Every entry must be copied word for word.

[Dataset entries]
_ _ _ _
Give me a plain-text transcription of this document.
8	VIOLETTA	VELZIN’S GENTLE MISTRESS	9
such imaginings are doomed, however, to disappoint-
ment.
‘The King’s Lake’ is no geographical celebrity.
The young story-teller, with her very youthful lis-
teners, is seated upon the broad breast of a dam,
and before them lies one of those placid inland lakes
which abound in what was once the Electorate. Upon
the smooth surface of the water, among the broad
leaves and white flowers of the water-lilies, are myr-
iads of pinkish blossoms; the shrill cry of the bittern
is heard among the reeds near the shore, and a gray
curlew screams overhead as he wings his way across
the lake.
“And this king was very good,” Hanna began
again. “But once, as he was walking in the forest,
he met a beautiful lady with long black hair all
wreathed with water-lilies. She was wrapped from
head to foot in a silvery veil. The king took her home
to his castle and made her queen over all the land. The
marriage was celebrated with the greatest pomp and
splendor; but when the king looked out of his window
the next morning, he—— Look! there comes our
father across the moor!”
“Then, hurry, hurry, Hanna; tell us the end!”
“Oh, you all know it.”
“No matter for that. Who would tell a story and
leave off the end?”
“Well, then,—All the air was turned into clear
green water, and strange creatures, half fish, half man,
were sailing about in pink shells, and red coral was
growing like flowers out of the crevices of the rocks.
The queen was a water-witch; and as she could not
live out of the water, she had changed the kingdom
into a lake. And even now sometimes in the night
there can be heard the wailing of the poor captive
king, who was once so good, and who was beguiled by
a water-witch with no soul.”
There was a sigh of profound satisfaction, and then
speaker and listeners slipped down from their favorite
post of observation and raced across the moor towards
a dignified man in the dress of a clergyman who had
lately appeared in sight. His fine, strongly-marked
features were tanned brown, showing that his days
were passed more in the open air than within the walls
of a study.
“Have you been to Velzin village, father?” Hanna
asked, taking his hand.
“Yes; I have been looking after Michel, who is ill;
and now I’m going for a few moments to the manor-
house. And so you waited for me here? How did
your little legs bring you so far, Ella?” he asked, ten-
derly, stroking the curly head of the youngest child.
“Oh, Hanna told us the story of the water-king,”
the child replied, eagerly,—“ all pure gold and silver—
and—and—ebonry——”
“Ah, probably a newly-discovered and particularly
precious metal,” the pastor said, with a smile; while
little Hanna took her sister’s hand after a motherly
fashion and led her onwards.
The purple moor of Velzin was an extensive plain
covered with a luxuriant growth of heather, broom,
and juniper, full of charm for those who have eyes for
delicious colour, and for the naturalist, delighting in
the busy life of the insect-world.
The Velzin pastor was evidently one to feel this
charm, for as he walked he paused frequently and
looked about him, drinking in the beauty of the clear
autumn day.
_ _ _ _
**Full answer**
Give me a plain-text transcription of this document.
8	VIOLETTA	VELZIN’S GENTLE MISTRESS	9
such imaginings are doomed, however, to disappoint-
ment.
‘The King’s Lake’ is no geographical celebrity.
The young story-teller, with her very youthful lis-
teners, is seated upon the broad breast of a dam,
and before them lies one of those placid inland lakes
which abound in what was once the Electorate. Upon
the smooth surface of the water, among the broad
leaves and white flowers of the water-lilies, are myr-
iads of pinkish blossoms; the shrill cry of the bittern
is heard among the reeds near the shore, and a gray
curlew screams overhead as he wings his way across
the lake.
“And this king was very good,” Hanna began
again. “But once, as he was walking in the forest,
he met a beautiful lady with long black hair all
wreathed with water-lilies. She was wrapped from
head to foot in a silvery veil. The king took her home
to his castle and made her queen over all the land. The
marriage was celebrated with the greatest pomp and
splendor; but when the king looked out of his window
the next morning, he—— Look! there comes our
father across the moor!”
“Then, hurry, hurry, Hanna; tell us the end!”
“Oh, you all know it.”
“No matter for that. Who would tell a story and
leave off the end?”
“Well, then,—All the air was turned into clear
green water, and strange creatures, half fish, half man,
were sailing about in pink shells, and red coral was
growing like flowers out of the crevices of the rocks.
The queen was a water-witch; and as she could not
live out of the water, she had changed the kingdom
into a lake. And even now sometimes in the night
there can be heard the wailing of the poor captive
king, who was once so good, and who was beguiled by
a water-witch with no soul.”
There was a sigh of profound satisfaction, and then
speaker and listeners slipped down from their favorite
post of observation and raced across the moor towards
a dignified man in the dress of a clergyman who had
lately appeared in sight. His fine, strongly-marked
features were tanned brown, showing that his days
were passed more in the open air than within the walls
of a study.
“Have you been to Velzin village, father?” Hanna
asked, taking his hand.
“Yes; I have been looking after Michel, who is ill;
and now I’m going for a few moments to the manor-
house. And so you waited for me here? How did
your little legs bring you so far, Ella?” he asked, ten-
derly, stroking the curly head of the youngest child.
“Oh, Hanna told us the story of the water-king,”
the child replied, eagerly,—“ all pure gold and silver—
and—and—ebonry——”
“Ah, probably a newly-discovered and particularly
precious metal,” the pastor said, with a smile; while
little Hanna took her sister’s hand after a motherly
fashion and led her onwards.
The purple moor of Velzin was an extensive plain
covered with a luxuriant growth of heather, broom,
and juniper, full of charm for those who have eyes for
delicious colour, and for the naturalist, delighting in
the busy life of the insect-world.
The Velzin pastor was evidently one to feel this
charm, for as he walked he paused frequently and
looked about him, drinking in the beauty of the clear
autumn day.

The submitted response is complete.